= Set task =
Omit all pictures. Copy the rest of the material exactly.

= Data provided =
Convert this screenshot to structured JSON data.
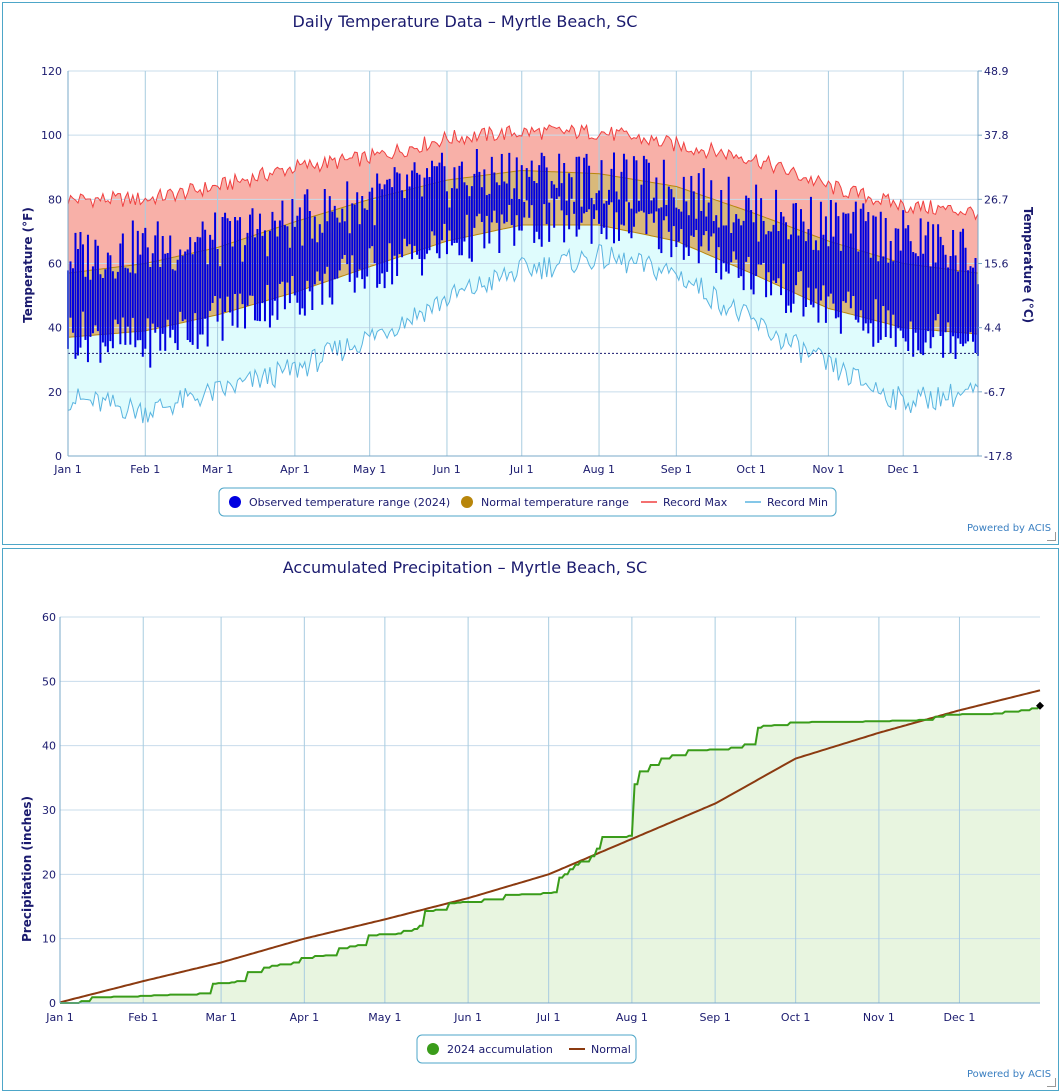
{
  "temperature_chart": {
    "title": "Daily Temperature Data – Myrtle Beach, SC",
    "ylabel_left": "Temperature (°F)",
    "ylabel_right": "Temperature (°C)",
    "powered_by": "Powered by ACIS"
  },
  "precip_chart": {
    "title": "Accumulated Precipitation – Myrtle Beach, SC",
    "ylabel": "Precipitation (inches)",
    "powered_by": "Powered by ACIS"
  },
  "chart_data": [
    {
      "type": "area",
      "title": "Daily Temperature Data – Myrtle Beach, SC",
      "xlabel": "",
      "ylabel": "Temperature (°F)",
      "ylabel_right": "Temperature (°C)",
      "ylim": [
        0,
        120
      ],
      "yticks": [
        0,
        20,
        40,
        60,
        80,
        100,
        120
      ],
      "yticks_right": [
        "-17.8",
        "-6.7",
        "4.4",
        "15.6",
        "26.7",
        "37.8",
        "48.9"
      ],
      "x_tick_labels": [
        "Jan 1",
        "Feb 1",
        "Mar 1",
        "Apr 1",
        "May 1",
        "Jun 1",
        "Jul 1",
        "Aug 1",
        "Sep 1",
        "Oct 1",
        "Nov 1",
        "Dec 1"
      ],
      "x_tick_days": [
        0,
        31,
        60,
        91,
        121,
        152,
        182,
        213,
        244,
        274,
        305,
        335
      ],
      "days_in_year": 366,
      "freezing_line_f": 32,
      "grid": true,
      "legend_position": "bottom-center",
      "legend": [
        {
          "label": "Observed temperature range (2024)",
          "marker": "circle",
          "color": "#0000e0"
        },
        {
          "label": "Normal temperature range",
          "marker": "circle",
          "color": "#b8860b"
        },
        {
          "label": "Record Max",
          "marker": "line",
          "color": "#f04040"
        },
        {
          "label": "Record Min",
          "marker": "line",
          "color": "#5ab4e0"
        }
      ],
      "colors": {
        "observed": "#0000e0",
        "normal_fill": "#d9b97a",
        "normal_line": "#b8860b",
        "record_max_line": "#f04040",
        "record_max_fill": "#f8b0a8",
        "record_min_line": "#5ab4e0",
        "record_min_fill": "#dffcfd"
      },
      "series": [
        {
          "name": "Record Max",
          "x": [
            0,
            31,
            60,
            91,
            121,
            152,
            182,
            213,
            244,
            274,
            305,
            335,
            365
          ],
          "values": [
            80,
            80,
            84,
            90,
            93,
            99,
            101,
            101,
            97,
            93,
            84,
            78,
            76
          ]
        },
        {
          "name": "Normal temperature range (high)",
          "x": [
            0,
            31,
            60,
            91,
            121,
            152,
            182,
            213,
            244,
            274,
            305,
            335,
            365
          ],
          "values": [
            57,
            60,
            65,
            73,
            80,
            86,
            89,
            88,
            84,
            76,
            67,
            60,
            57
          ]
        },
        {
          "name": "Normal temperature range (low)",
          "x": [
            0,
            31,
            60,
            91,
            121,
            152,
            182,
            213,
            244,
            274,
            305,
            335,
            365
          ],
          "values": [
            37,
            39,
            44,
            51,
            59,
            67,
            72,
            72,
            67,
            57,
            46,
            40,
            38
          ]
        },
        {
          "name": "Record Min",
          "x": [
            0,
            31,
            60,
            91,
            121,
            152,
            182,
            213,
            244,
            274,
            305,
            335,
            365
          ],
          "values": [
            18,
            14,
            20,
            27,
            37,
            49,
            58,
            62,
            57,
            42,
            28,
            17,
            20
          ]
        },
        {
          "name": "Observed temperature range (2024) (max)",
          "x": [
            0,
            31,
            60,
            91,
            121,
            152,
            182,
            213,
            244,
            274,
            305,
            335,
            365
          ],
          "values": [
            62,
            65,
            67,
            73,
            80,
            86,
            88,
            86,
            84,
            76,
            72,
            68,
            62
          ]
        },
        {
          "name": "Observed temperature range (2024) (min)",
          "x": [
            0,
            31,
            60,
            91,
            121,
            152,
            182,
            213,
            244,
            274,
            305,
            335,
            365
          ],
          "values": [
            38,
            35,
            43,
            50,
            58,
            66,
            72,
            74,
            69,
            57,
            46,
            38,
            38
          ]
        }
      ]
    },
    {
      "type": "line",
      "title": "Accumulated Precipitation – Myrtle Beach, SC",
      "xlabel": "",
      "ylabel": "Precipitation (inches)",
      "ylim": [
        0,
        60
      ],
      "yticks": [
        0,
        10,
        20,
        30,
        40,
        50,
        60
      ],
      "x_tick_labels": [
        "Jan 1",
        "Feb 1",
        "Mar 1",
        "Apr 1",
        "May 1",
        "Jun 1",
        "Jul 1",
        "Aug 1",
        "Sep 1",
        "Oct 1",
        "Nov 1",
        "Dec 1"
      ],
      "x_tick_days": [
        0,
        31,
        60,
        91,
        121,
        152,
        182,
        213,
        244,
        274,
        305,
        335
      ],
      "days_in_year": 366,
      "grid": true,
      "legend_position": "bottom-center",
      "legend": [
        {
          "label": "2024 accumulation",
          "marker": "circle",
          "color": "#3a9c1a"
        },
        {
          "label": "Normal",
          "marker": "line",
          "color": "#8b3a10"
        }
      ],
      "colors": {
        "accum": "#3a9c1a",
        "accum_fill": "#e8f5e0",
        "normal": "#8b3a10"
      },
      "series": [
        {
          "name": "2024 accumulation",
          "x": [
            0,
            8,
            12,
            20,
            30,
            35,
            41,
            46,
            52,
            57,
            59,
            60,
            64,
            66,
            70,
            76,
            79,
            82,
            87,
            90,
            95,
            99,
            104,
            108,
            111,
            115,
            119,
            126,
            128,
            132,
            134,
            136,
            140,
            145,
            148,
            150,
            158,
            166,
            172,
            180,
            184,
            186,
            188,
            190,
            192,
            194,
            198,
            200,
            202,
            204,
            210,
            212,
            214,
            216,
            220,
            224,
            228,
            234,
            242,
            250,
            255,
            260,
            262,
            266,
            272,
            280,
            290,
            300,
            310,
            320,
            326,
            330,
            336,
            342,
            348,
            352,
            358,
            362,
            365
          ],
          "values": [
            0,
            0.3,
            0.9,
            1.0,
            1.1,
            1.2,
            1.3,
            1.3,
            1.5,
            3.0,
            3.1,
            3.1,
            3.2,
            3.4,
            4.8,
            5.5,
            5.8,
            6.0,
            6.3,
            7.0,
            7.3,
            7.4,
            8.5,
            8.8,
            9.0,
            10.5,
            10.7,
            10.8,
            11.2,
            11.5,
            12.0,
            14.3,
            14.5,
            15.5,
            15.6,
            15.7,
            16.1,
            16.8,
            16.9,
            17.1,
            17.2,
            19.5,
            20.0,
            20.8,
            21.5,
            22.0,
            22.8,
            24.0,
            25.8,
            25.8,
            25.8,
            26.0,
            34.0,
            36.0,
            37.0,
            38.0,
            38.5,
            39.3,
            39.4,
            39.7,
            40.2,
            42.8,
            43.1,
            43.2,
            43.6,
            43.7,
            43.7,
            43.8,
            43.9,
            44.0,
            44.5,
            44.8,
            44.9,
            44.9,
            45.0,
            45.3,
            45.5,
            45.8,
            46.2
          ]
        },
        {
          "name": "Normal",
          "x": [
            0,
            31,
            60,
            91,
            121,
            152,
            182,
            213,
            244,
            274,
            305,
            335,
            365
          ],
          "values": [
            0.1,
            3.4,
            6.3,
            10.0,
            13.0,
            16.3,
            20.0,
            25.5,
            31.0,
            38.0,
            42.0,
            45.5,
            48.6
          ]
        }
      ]
    }
  ]
}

= Response below =
Convert this screenshot to structured JSON data.
{
  "temperature_chart": {
    "title": "Daily Temperature Data – Myrtle Beach, SC",
    "ylabel_left": "Temperature (°F)",
    "ylabel_right": "Temperature (°C)",
    "powered_by": "Powered by ACIS"
  },
  "precip_chart": {
    "title": "Accumulated Precipitation – Myrtle Beach, SC",
    "ylabel": "Precipitation (inches)",
    "powered_by": "Powered by ACIS"
  },
  "chart_data": [
    {
      "type": "area",
      "title": "Daily Temperature Data – Myrtle Beach, SC",
      "xlabel": "",
      "ylabel": "Temperature (°F)",
      "ylabel_right": "Temperature (°C)",
      "ylim": [
        0,
        120
      ],
      "yticks": [
        0,
        20,
        40,
        60,
        80,
        100,
        120
      ],
      "yticks_right": [
        "-17.8",
        "-6.7",
        "4.4",
        "15.6",
        "26.7",
        "37.8",
        "48.9"
      ],
      "x_tick_labels": [
        "Jan 1",
        "Feb 1",
        "Mar 1",
        "Apr 1",
        "May 1",
        "Jun 1",
        "Jul 1",
        "Aug 1",
        "Sep 1",
        "Oct 1",
        "Nov 1",
        "Dec 1"
      ],
      "x_tick_days": [
        0,
        31,
        60,
        91,
        121,
        152,
        182,
        213,
        244,
        274,
        305,
        335
      ],
      "days_in_year": 366,
      "freezing_line_f": 32,
      "grid": true,
      "legend_position": "bottom-center",
      "legend": [
        {
          "label": "Observed temperature range (2024)",
          "marker": "circle",
          "color": "#0000e0"
        },
        {
          "label": "Normal temperature range",
          "marker": "circle",
          "color": "#b8860b"
        },
        {
          "label": "Record Max",
          "marker": "line",
          "color": "#f04040"
        },
        {
          "label": "Record Min",
          "marker": "line",
          "color": "#5ab4e0"
        }
      ],
      "colors": {
        "observed": "#0000e0",
        "normal_fill": "#d9b97a",
        "normal_line": "#b8860b",
        "record_max_line": "#f04040",
        "record_max_fill": "#f8b0a8",
        "record_min_line": "#5ab4e0",
        "record_min_fill": "#dffcfd"
      },
      "series": [
        {
          "name": "Record Max",
          "x": [
            0,
            31,
            60,
            91,
            121,
            152,
            182,
            213,
            244,
            274,
            305,
            335,
            365
          ],
          "values": [
            80,
            80,
            84,
            90,
            93,
            99,
            101,
            101,
            97,
            93,
            84,
            78,
            76
          ]
        },
        {
          "name": "Normal temperature range (high)",
          "x": [
            0,
            31,
            60,
            91,
            121,
            152,
            182,
            213,
            244,
            274,
            305,
            335,
            365
          ],
          "values": [
            57,
            60,
            65,
            73,
            80,
            86,
            89,
            88,
            84,
            76,
            67,
            60,
            57
          ]
        },
        {
          "name": "Normal temperature range (low)",
          "x": [
            0,
            31,
            60,
            91,
            121,
            152,
            182,
            213,
            244,
            274,
            305,
            335,
            365
          ],
          "values": [
            37,
            39,
            44,
            51,
            59,
            67,
            72,
            72,
            67,
            57,
            46,
            40,
            38
          ]
        },
        {
          "name": "Record Min",
          "x": [
            0,
            31,
            60,
            91,
            121,
            152,
            182,
            213,
            244,
            274,
            305,
            335,
            365
          ],
          "values": [
            18,
            14,
            20,
            27,
            37,
            49,
            58,
            62,
            57,
            42,
            28,
            17,
            20
          ]
        },
        {
          "name": "Observed temperature range (2024) (max)",
          "x": [
            0,
            31,
            60,
            91,
            121,
            152,
            182,
            213,
            244,
            274,
            305,
            335,
            365
          ],
          "values": [
            62,
            65,
            67,
            73,
            80,
            86,
            88,
            86,
            84,
            76,
            72,
            68,
            62
          ]
        },
        {
          "name": "Observed temperature range (2024) (min)",
          "x": [
            0,
            31,
            60,
            91,
            121,
            152,
            182,
            213,
            244,
            274,
            305,
            335,
            365
          ],
          "values": [
            38,
            35,
            43,
            50,
            58,
            66,
            72,
            74,
            69,
            57,
            46,
            38,
            38
          ]
        }
      ]
    },
    {
      "type": "line",
      "title": "Accumulated Precipitation – Myrtle Beach, SC",
      "xlabel": "",
      "ylabel": "Precipitation (inches)",
      "ylim": [
        0,
        60
      ],
      "yticks": [
        0,
        10,
        20,
        30,
        40,
        50,
        60
      ],
      "x_tick_labels": [
        "Jan 1",
        "Feb 1",
        "Mar 1",
        "Apr 1",
        "May 1",
        "Jun 1",
        "Jul 1",
        "Aug 1",
        "Sep 1",
        "Oct 1",
        "Nov 1",
        "Dec 1"
      ],
      "x_tick_days": [
        0,
        31,
        60,
        91,
        121,
        152,
        182,
        213,
        244,
        274,
        305,
        335
      ],
      "days_in_year": 366,
      "grid": true,
      "legend_position": "bottom-center",
      "legend": [
        {
          "label": "2024 accumulation",
          "marker": "circle",
          "color": "#3a9c1a"
        },
        {
          "label": "Normal",
          "marker": "line",
          "color": "#8b3a10"
        }
      ],
      "colors": {
        "accum": "#3a9c1a",
        "accum_fill": "#e8f5e0",
        "normal": "#8b3a10"
      },
      "series": [
        {
          "name": "2024 accumulation",
          "x": [
            0,
            8,
            12,
            20,
            30,
            35,
            41,
            46,
            52,
            57,
            59,
            60,
            64,
            66,
            70,
            76,
            79,
            82,
            87,
            90,
            95,
            99,
            104,
            108,
            111,
            115,
            119,
            126,
            128,
            132,
            134,
            136,
            140,
            145,
            148,
            150,
            158,
            166,
            172,
            180,
            184,
            186,
            188,
            190,
            192,
            194,
            198,
            200,
            202,
            204,
            210,
            212,
            214,
            216,
            220,
            224,
            228,
            234,
            242,
            250,
            255,
            260,
            262,
            266,
            272,
            280,
            290,
            300,
            310,
            320,
            326,
            330,
            336,
            342,
            348,
            352,
            358,
            362,
            365
          ],
          "values": [
            0,
            0.3,
            0.9,
            1.0,
            1.1,
            1.2,
            1.3,
            1.3,
            1.5,
            3.0,
            3.1,
            3.1,
            3.2,
            3.4,
            4.8,
            5.5,
            5.8,
            6.0,
            6.3,
            7.0,
            7.3,
            7.4,
            8.5,
            8.8,
            9.0,
            10.5,
            10.7,
            10.8,
            11.2,
            11.5,
            12.0,
            14.3,
            14.5,
            15.5,
            15.6,
            15.7,
            16.1,
            16.8,
            16.9,
            17.1,
            17.2,
            19.5,
            20.0,
            20.8,
            21.5,
            22.0,
            22.8,
            24.0,
            25.8,
            25.8,
            25.8,
            26.0,
            34.0,
            36.0,
            37.0,
            38.0,
            38.5,
            39.3,
            39.4,
            39.7,
            40.2,
            42.8,
            43.1,
            43.2,
            43.6,
            43.7,
            43.7,
            43.8,
            43.9,
            44.0,
            44.5,
            44.8,
            44.9,
            44.9,
            45.0,
            45.3,
            45.5,
            45.8,
            46.2
          ]
        },
        {
          "name": "Normal",
          "x": [
            0,
            31,
            60,
            91,
            121,
            152,
            182,
            213,
            244,
            274,
            305,
            335,
            365
          ],
          "values": [
            0.1,
            3.4,
            6.3,
            10.0,
            13.0,
            16.3,
            20.0,
            25.5,
            31.0,
            38.0,
            42.0,
            45.5,
            48.6
          ]
        }
      ]
    }
  ]
}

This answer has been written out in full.